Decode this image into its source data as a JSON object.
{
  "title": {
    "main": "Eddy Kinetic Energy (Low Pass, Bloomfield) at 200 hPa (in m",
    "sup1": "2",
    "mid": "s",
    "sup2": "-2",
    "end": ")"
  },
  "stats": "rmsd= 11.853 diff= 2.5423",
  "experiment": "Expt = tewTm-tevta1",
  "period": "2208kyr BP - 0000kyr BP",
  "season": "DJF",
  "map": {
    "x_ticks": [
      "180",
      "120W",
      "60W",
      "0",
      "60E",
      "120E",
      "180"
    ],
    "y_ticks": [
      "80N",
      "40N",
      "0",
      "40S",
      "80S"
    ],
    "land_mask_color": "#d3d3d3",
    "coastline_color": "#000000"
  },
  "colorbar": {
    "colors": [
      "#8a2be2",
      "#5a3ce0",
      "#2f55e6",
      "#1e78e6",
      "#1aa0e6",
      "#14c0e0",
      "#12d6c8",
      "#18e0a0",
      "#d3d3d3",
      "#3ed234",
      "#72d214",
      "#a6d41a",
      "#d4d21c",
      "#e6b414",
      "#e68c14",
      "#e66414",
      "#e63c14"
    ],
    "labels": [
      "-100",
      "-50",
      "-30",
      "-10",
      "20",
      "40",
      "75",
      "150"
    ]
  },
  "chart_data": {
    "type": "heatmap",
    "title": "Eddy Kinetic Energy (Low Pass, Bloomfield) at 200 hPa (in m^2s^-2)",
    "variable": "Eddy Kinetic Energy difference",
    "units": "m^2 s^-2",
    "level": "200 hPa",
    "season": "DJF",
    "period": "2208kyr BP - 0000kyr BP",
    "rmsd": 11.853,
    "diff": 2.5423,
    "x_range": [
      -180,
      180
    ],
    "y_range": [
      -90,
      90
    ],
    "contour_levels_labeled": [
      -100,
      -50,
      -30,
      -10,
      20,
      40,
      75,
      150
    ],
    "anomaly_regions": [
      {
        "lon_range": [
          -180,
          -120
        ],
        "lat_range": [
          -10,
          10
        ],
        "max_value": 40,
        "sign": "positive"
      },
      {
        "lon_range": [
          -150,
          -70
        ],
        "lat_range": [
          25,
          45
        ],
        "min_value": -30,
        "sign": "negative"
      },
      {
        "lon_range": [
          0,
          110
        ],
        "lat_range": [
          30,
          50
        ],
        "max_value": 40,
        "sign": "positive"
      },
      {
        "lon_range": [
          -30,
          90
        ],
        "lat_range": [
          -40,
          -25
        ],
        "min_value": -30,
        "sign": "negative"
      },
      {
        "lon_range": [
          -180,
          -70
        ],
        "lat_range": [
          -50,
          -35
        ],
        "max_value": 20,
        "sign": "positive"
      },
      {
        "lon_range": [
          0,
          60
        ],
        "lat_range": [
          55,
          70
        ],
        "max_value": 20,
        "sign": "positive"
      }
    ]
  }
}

> [Stated exercise]: Collect the lines of the data that carry the word "rmsd".

> [Answer to the task]:
  "stats": "rmsd= 11.853 diff= 2.5423",
    "rmsd": 11.853,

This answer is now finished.